___ Reading passage ___

Originally Posted by thumbhammer
Ok, the facts....E4600 @ 3GHz with multi x12 and at 250MHz bus speed. While looking at CPU-Z after my first overclock I saw that my divider was a 1:1, a suggested mulitplier for starting out, but something didn't look right....my DRAM frequency was at 250MHz (effectively 500MHz) instead of 400 (effectively 800MHz). SOOO...I go into the BIOS and see what options I have. I can't change the multi, but I can change the divider. The choices are, I think: Auto, 1:1, 1:1.1, 1:2, and 1:1.2. I change the divider to 1:1.2 and get it to 375.8 or 751.6MHz effective. Now heres the question, can I or even should I need to/even want to push it past or try to break even with 800MHz+, or is it not even gonna make a difference? If I set the divider to auto, it wants to go to 1000MHz or something, but I doubt it would be stable.

___ Recorded information ___

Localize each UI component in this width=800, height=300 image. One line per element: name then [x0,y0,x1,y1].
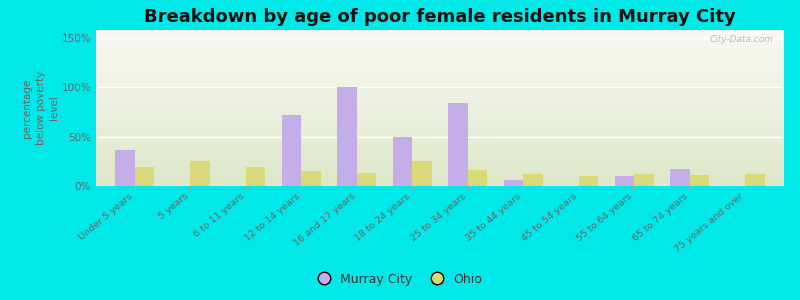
Legend: Murray City, Ohio: Murray City, Ohio [313,268,487,291]
Bar [745,174,765,186]
Bar [115,151,135,186]
Bar [523,174,542,186]
Bar [670,169,690,186]
Bar [282,115,302,186]
Bar [634,174,654,186]
Bar [690,175,709,186]
Title: Breakdown by age of poor female residents in Murray City: Breakdown by age of poor female resident… [144,8,736,26]
Bar [357,173,376,186]
Text: City-Data.com: City-Data.com [710,35,774,44]
Bar [614,176,634,186]
Bar [468,170,487,186]
Bar [190,161,210,186]
Bar [246,167,266,186]
Bar [448,103,468,186]
Bar [393,136,412,186]
Bar [135,167,154,186]
Bar [504,180,523,186]
Bar [338,87,357,186]
Bar [412,161,432,186]
Y-axis label: percentage
below poverty
level: percentage below poverty level [22,71,58,145]
Bar [302,171,321,186]
Bar [578,176,598,186]
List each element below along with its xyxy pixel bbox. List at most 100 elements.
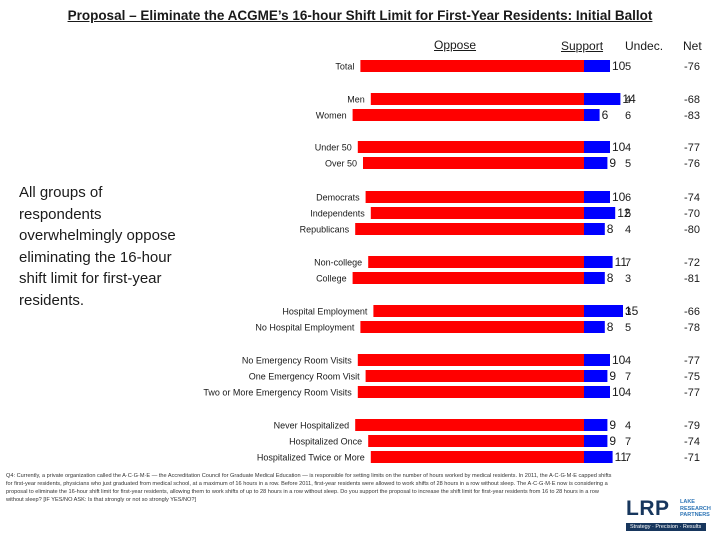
category-label: Republicans	[300, 225, 350, 235]
support-bar	[584, 272, 605, 284]
undecided-value: 4	[625, 387, 631, 399]
support-value-label: 8	[607, 222, 614, 236]
net-value: -70	[684, 208, 700, 220]
oppose-bar	[363, 157, 584, 169]
support-value-label: 10	[612, 140, 626, 154]
logo-subtitle: LAKE RESEARCH PARTNERS	[680, 499, 711, 518]
support-bar	[584, 370, 608, 382]
net-value: -80	[684, 224, 700, 236]
oppose-bar	[357, 354, 584, 366]
undecided-value: 7	[625, 452, 631, 464]
oppose-bar	[355, 419, 584, 431]
support-value-label: 9	[609, 369, 616, 383]
category-label: No Hospital Employment	[255, 323, 355, 333]
category-label: Men	[347, 95, 365, 105]
callout-text: All groups of respondents overwhelmingly…	[19, 184, 176, 309]
logo-tagline: Strategy · Precision · Results	[630, 524, 702, 530]
category-label: Women	[316, 111, 347, 121]
undecided-value: 6	[625, 192, 631, 204]
category-label: Hospitalized Once	[289, 437, 362, 447]
net-value: -78	[684, 322, 700, 334]
undecided-value: 4	[625, 94, 631, 106]
support-value-label: 9	[609, 434, 616, 448]
category-label: Hospitalized Twice or More	[257, 453, 365, 463]
net-value: -72	[684, 257, 700, 269]
category-label: Two or More Emergency Room Visits	[203, 388, 352, 398]
net-value: -75	[684, 371, 700, 383]
undecided-value: 5	[625, 61, 631, 73]
support-header: Support	[561, 39, 604, 53]
category-label: Total	[335, 62, 354, 72]
net-value: -83	[684, 110, 700, 122]
logo-wordmark: LRP	[626, 497, 670, 520]
oppose-bar	[357, 141, 584, 153]
undecided-value: 3	[625, 273, 631, 285]
oppose-bar	[368, 435, 584, 447]
support-bar	[584, 256, 613, 268]
category-label: Democrats	[316, 193, 360, 203]
undecided-value: 7	[625, 436, 631, 448]
support-value-label: 6	[602, 108, 609, 122]
category-label: Independents	[310, 209, 365, 219]
support-bar	[584, 451, 613, 463]
undecided-value: 4	[625, 224, 631, 236]
undecided-value: 4	[625, 142, 631, 154]
oppose-bar	[373, 305, 584, 317]
oppose-bar	[365, 191, 584, 203]
support-bar	[584, 141, 610, 153]
undecided-value: 3	[625, 306, 631, 318]
support-bar	[584, 207, 616, 219]
oppose-bar	[360, 60, 584, 72]
support-bar	[584, 321, 605, 333]
undecided-value: 7	[625, 257, 631, 269]
undecided-header: Undec.	[625, 39, 664, 53]
net-value: -77	[684, 142, 700, 154]
support-value-label: 10	[612, 385, 626, 399]
oppose-bar	[352, 109, 584, 121]
oppose-bar	[368, 256, 584, 268]
question-footnote: Q4: Currently, a private organization ca…	[6, 473, 612, 503]
net-value: -77	[684, 355, 700, 367]
support-bar	[584, 223, 605, 235]
net-value: -81	[684, 273, 700, 285]
undecided-value: 6	[625, 110, 631, 122]
undecided-value: 4	[625, 355, 631, 367]
support-bar	[584, 354, 610, 366]
net-value: -77	[684, 387, 700, 399]
undecided-value: 4	[625, 420, 631, 432]
support-value-label: 10	[612, 59, 626, 73]
support-bar	[584, 191, 610, 203]
logo-tagline-band	[626, 523, 706, 531]
support-value-label: 8	[607, 271, 614, 285]
oppose-bar	[352, 272, 584, 284]
category-label: One Emergency Room Visit	[249, 372, 360, 382]
net-header: Net	[683, 39, 702, 53]
oppose-bar	[370, 93, 584, 105]
undecided-value: 5	[625, 158, 631, 170]
net-value: -71	[684, 452, 700, 464]
category-label: Non-college	[314, 258, 362, 268]
support-bar	[584, 109, 600, 121]
oppose-header: Oppose	[434, 38, 477, 52]
support-bar	[584, 60, 610, 72]
support-value-label: 11	[615, 450, 628, 464]
net-value: -74	[684, 436, 700, 448]
category-label: Never Hospitalized	[274, 421, 350, 431]
category-label: Over 50	[325, 159, 357, 169]
category-label: No Emergency Room Visits	[242, 356, 352, 366]
support-value-label: 10	[612, 353, 626, 367]
lrp-logo: LRP LAKE RESEARCH PARTNERS Strategy · Pr…	[624, 496, 714, 534]
oppose-bar	[365, 370, 584, 382]
oppose-bar	[370, 207, 584, 219]
support-value-label: 11	[615, 255, 628, 269]
oppose-bar	[370, 451, 584, 463]
category-label: Hospital Employment	[282, 307, 368, 317]
category-label: Under 50	[315, 143, 352, 153]
support-bar	[584, 419, 608, 431]
net-value: -68	[684, 94, 700, 106]
category-label: College	[316, 274, 347, 284]
oppose-bar	[360, 321, 584, 333]
net-value: -79	[684, 420, 700, 432]
support-value-label: 9	[609, 418, 616, 432]
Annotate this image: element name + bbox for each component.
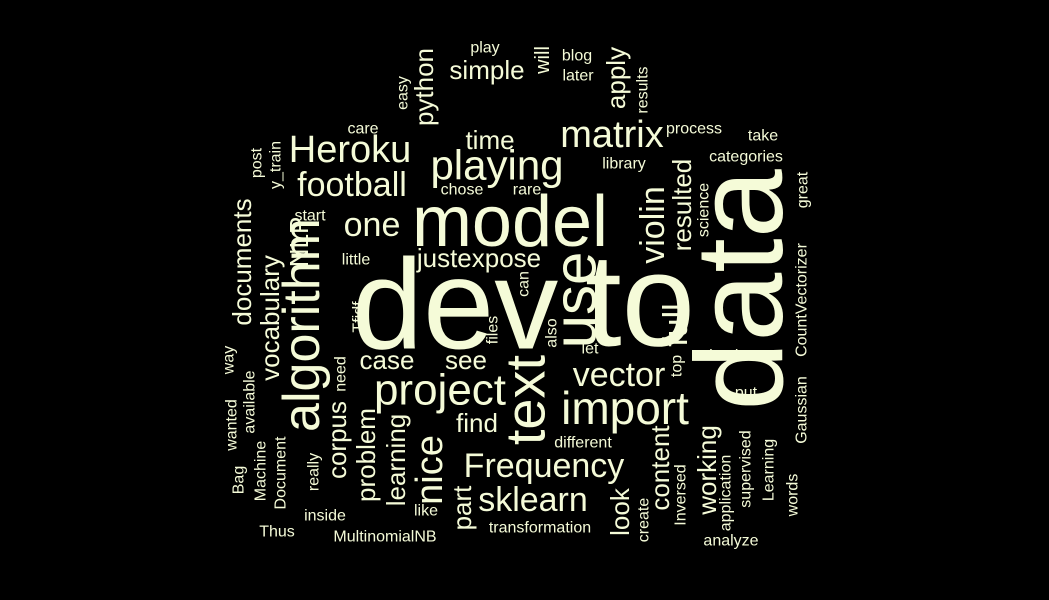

___

◆ Written exercise 1:
Using the overclocking post, decide whether each statement agrees with it. Answer yes or no, and quote the words that decide it.
(a) The poster was able to change the multiplier in the BIOS.
(b) With the divider at 1:1.2, the memory reached 751.6MHz effective.
(c) The poster expects the Auto divider setting to run stably.
◆ Written exercise 2:
According to the overclocking post, why did the poster go into the BIOS after the first overclock? Answer in one to three sentences.
◆ Written exercise 3:
Summarize the overclocking post in two sentences.
Base your work on the overclocking post only.

◆ Response 1:
(a) No: "I can't change the multi, but I can change the divider."
(b) Yes: "I change the divider to 1:1.2 and get it to 375.8 or 751.6MHz effective."
(c) No: "but I doubt it would be stable."

◆ Response 2:
CPU-Z showed the DRAM frequency at 250MHz (effectively 500MHz) instead of 400MHz (effectively 800MHz). Because that didn't look right, the poster went into the BIOS to see what options were available.

◆ Response 3:
After overclocking an E4600 to 3GHz, the poster found that the memory was running at 250MHz (effectively 500MHz) instead of 400MHz, so they changed the divider in the BIOS to 1:1.2 and reached 751.6MHz effective. The poster asks whether pushing it to 800MHz or beyond is worth doing, and notes that the Auto setting aims for about 1000MHz but probably wouldn't be stable.